**WHAT IS EXPECTED**
If a line includes the word "logo", it belongs in the count; state the total for the data below and add nothing.
SUPPLIED DATA section start
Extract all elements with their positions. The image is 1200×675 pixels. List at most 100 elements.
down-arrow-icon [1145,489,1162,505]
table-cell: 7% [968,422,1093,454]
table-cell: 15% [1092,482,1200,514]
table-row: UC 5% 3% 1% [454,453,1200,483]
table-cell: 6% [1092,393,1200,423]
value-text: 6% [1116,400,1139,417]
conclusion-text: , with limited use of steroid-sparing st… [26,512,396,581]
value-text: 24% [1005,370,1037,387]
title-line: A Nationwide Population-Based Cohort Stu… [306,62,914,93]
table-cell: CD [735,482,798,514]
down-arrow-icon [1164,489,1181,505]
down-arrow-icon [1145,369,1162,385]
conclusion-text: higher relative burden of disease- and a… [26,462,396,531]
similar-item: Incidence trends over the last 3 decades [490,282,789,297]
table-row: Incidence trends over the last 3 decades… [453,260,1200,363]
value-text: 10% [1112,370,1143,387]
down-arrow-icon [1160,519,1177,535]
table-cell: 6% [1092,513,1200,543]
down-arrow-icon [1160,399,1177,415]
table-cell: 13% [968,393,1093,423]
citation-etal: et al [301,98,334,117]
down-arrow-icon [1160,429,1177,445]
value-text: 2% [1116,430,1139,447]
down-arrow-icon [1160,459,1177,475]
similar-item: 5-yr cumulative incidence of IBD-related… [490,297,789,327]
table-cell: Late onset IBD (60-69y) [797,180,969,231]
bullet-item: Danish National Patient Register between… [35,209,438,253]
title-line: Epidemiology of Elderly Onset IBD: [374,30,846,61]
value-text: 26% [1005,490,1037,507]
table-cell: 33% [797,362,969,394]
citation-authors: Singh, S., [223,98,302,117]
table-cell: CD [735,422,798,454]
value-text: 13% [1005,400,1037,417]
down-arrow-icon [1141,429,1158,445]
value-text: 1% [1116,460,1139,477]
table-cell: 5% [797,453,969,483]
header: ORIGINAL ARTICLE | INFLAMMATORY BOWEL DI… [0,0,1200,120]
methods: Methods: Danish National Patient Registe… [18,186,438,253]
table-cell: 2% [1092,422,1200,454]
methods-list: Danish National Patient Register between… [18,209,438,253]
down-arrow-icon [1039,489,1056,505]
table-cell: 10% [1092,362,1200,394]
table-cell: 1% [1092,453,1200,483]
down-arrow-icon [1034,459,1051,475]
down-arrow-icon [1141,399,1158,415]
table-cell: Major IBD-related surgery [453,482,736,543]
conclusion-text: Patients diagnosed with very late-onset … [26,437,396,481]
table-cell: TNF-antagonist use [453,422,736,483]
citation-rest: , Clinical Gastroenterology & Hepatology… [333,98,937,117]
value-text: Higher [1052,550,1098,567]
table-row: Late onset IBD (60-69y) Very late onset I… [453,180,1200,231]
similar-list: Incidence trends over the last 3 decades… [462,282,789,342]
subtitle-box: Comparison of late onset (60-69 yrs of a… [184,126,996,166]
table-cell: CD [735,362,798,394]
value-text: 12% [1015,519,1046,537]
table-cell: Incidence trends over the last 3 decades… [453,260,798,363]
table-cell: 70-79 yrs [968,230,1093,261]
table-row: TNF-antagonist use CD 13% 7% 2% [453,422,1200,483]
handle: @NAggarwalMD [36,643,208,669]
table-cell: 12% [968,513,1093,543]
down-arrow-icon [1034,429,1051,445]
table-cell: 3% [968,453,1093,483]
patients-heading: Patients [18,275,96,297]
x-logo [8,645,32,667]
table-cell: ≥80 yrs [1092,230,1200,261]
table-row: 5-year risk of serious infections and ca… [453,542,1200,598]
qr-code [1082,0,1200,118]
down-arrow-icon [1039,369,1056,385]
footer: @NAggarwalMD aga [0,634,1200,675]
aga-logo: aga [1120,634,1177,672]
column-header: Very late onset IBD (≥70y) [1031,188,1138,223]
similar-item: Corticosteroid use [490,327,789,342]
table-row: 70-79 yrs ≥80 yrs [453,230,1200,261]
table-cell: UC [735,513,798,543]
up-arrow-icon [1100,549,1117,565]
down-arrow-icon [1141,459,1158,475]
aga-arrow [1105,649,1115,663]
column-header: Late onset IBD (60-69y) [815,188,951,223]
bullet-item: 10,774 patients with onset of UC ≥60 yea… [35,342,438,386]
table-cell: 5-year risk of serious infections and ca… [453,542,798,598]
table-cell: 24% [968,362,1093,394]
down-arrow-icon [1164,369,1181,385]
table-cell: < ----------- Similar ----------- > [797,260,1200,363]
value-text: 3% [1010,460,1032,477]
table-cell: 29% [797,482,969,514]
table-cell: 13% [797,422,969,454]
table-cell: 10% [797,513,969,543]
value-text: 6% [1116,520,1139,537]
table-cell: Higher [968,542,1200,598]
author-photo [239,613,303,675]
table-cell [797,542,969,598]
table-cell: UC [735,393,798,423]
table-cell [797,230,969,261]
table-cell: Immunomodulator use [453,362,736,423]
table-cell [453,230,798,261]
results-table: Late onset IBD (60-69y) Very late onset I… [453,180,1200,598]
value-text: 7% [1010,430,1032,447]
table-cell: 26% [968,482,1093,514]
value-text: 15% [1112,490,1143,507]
SUPPLIED DATA section end
**REPLY TO THE EXERCISE**
2